─── GIVEN RECORDS

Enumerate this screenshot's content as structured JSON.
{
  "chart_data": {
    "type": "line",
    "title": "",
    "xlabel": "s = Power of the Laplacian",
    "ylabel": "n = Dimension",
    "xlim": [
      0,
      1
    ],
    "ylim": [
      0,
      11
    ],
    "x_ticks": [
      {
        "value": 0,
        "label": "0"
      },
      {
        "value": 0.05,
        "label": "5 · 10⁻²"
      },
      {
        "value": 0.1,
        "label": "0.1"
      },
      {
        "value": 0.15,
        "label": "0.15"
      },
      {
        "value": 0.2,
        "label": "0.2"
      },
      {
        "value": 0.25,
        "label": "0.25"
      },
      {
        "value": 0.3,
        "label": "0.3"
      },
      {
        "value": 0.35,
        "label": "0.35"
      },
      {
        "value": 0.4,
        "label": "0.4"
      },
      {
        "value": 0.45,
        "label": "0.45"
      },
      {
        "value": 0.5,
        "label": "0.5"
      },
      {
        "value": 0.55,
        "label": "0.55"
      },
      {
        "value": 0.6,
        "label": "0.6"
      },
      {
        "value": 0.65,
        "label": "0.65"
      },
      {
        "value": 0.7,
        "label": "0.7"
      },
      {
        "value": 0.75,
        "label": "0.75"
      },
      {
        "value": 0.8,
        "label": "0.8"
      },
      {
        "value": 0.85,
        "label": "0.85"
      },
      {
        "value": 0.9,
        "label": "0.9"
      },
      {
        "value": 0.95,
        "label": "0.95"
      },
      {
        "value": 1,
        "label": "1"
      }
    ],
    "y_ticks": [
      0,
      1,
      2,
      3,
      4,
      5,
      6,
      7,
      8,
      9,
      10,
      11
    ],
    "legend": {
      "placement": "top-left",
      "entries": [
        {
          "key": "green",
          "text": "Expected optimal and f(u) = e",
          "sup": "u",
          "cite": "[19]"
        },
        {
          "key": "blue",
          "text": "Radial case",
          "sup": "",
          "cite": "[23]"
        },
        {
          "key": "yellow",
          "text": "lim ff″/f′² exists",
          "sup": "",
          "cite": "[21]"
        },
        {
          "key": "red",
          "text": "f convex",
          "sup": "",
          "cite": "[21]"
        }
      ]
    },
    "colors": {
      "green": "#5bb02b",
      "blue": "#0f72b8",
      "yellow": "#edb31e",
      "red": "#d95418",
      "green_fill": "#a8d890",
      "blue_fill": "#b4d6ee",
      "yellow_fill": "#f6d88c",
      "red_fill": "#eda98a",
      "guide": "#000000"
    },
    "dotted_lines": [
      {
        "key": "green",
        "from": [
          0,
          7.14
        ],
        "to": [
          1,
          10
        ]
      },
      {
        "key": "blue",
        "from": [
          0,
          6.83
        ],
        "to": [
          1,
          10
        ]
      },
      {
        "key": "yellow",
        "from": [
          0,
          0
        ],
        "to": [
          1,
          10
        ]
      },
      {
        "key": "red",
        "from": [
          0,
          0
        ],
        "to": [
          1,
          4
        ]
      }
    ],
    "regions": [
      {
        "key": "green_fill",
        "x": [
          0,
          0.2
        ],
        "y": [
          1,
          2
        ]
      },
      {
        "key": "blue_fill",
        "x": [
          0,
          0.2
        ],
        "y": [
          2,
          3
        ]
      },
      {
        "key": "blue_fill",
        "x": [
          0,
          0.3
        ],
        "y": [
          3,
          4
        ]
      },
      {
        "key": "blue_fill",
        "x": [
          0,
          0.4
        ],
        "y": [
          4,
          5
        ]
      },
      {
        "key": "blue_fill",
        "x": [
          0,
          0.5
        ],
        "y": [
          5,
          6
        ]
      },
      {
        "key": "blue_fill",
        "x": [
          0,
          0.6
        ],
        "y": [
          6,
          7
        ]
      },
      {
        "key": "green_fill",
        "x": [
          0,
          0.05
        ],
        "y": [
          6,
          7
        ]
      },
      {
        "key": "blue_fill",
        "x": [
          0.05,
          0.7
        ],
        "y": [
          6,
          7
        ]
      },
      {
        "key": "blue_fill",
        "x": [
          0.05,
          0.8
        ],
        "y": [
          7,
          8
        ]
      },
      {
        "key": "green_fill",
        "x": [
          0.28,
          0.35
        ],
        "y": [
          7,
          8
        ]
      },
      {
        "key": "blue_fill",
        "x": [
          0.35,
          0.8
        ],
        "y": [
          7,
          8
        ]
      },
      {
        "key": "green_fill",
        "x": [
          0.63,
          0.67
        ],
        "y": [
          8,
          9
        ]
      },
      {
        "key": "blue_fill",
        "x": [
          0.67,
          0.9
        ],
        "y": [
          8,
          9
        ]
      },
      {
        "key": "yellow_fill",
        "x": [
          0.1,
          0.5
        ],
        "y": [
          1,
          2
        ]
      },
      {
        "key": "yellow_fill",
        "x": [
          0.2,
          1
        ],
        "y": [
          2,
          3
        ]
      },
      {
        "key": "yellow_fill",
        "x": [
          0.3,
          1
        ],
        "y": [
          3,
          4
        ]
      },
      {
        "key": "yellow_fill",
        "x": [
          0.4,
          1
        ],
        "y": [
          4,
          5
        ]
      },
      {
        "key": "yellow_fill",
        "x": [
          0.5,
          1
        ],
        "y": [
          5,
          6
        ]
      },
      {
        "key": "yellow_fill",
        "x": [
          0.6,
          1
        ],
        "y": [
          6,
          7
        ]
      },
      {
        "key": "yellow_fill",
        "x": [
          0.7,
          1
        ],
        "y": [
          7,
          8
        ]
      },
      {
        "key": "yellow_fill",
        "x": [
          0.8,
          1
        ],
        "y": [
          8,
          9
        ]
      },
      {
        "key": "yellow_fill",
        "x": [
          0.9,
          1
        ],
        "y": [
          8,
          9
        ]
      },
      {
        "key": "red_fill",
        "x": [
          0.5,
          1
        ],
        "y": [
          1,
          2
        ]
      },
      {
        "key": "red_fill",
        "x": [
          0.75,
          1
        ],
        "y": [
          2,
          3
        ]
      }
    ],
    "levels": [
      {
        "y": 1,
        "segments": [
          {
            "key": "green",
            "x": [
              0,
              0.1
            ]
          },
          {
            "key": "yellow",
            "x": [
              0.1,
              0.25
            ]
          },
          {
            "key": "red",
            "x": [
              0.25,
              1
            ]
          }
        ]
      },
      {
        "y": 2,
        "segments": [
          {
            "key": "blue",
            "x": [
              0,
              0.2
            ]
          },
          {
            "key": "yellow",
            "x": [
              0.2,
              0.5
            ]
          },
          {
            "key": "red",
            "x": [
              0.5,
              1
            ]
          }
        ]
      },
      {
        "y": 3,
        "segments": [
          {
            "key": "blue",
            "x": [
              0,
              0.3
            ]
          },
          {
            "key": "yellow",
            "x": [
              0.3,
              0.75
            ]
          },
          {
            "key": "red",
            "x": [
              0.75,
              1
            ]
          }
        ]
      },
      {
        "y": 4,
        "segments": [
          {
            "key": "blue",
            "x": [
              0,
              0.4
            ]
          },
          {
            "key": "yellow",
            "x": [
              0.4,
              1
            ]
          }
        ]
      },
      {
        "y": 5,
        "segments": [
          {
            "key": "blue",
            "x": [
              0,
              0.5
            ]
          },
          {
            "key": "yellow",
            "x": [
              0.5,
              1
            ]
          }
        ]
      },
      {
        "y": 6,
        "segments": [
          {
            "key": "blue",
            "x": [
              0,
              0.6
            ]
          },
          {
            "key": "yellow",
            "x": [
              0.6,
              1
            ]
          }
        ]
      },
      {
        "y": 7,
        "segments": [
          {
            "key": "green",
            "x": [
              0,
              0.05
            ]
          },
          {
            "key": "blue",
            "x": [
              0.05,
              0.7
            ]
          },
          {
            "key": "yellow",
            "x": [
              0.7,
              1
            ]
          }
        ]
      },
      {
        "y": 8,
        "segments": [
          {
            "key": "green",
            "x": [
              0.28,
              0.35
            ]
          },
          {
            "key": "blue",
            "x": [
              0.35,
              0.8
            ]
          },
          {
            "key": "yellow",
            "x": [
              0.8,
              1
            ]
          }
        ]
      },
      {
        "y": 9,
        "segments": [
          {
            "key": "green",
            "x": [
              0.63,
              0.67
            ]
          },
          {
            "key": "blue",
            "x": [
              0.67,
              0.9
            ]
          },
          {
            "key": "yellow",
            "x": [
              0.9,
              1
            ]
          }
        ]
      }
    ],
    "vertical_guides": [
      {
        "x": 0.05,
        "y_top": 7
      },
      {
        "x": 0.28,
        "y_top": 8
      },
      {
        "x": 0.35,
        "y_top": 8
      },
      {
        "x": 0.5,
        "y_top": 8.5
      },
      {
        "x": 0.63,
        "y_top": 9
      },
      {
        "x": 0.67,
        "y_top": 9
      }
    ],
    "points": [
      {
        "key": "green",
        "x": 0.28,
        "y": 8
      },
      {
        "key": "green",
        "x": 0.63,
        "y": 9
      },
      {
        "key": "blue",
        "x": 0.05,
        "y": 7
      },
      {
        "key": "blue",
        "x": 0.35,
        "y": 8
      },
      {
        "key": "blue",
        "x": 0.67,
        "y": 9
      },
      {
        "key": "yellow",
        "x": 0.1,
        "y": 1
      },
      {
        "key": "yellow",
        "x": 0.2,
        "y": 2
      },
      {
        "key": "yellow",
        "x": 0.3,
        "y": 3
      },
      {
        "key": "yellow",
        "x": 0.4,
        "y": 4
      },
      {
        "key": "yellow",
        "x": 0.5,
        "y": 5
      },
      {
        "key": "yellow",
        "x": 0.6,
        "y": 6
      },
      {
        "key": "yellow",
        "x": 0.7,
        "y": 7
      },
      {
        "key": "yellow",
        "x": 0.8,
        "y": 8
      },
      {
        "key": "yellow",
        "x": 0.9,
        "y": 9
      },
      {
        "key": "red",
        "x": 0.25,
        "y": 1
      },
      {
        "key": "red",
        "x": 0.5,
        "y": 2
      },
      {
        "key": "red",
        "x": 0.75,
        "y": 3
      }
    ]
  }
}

──────

TASK DESCRIPTION » Search the lines above for the string "text" and copy each line that has it.

WORKED ANSWER »
          "text": "Expected optimal and f(u) = e",
          "text": "Radial case",
          "text": "lim ff″/f′² exists",
          "text": "f convex",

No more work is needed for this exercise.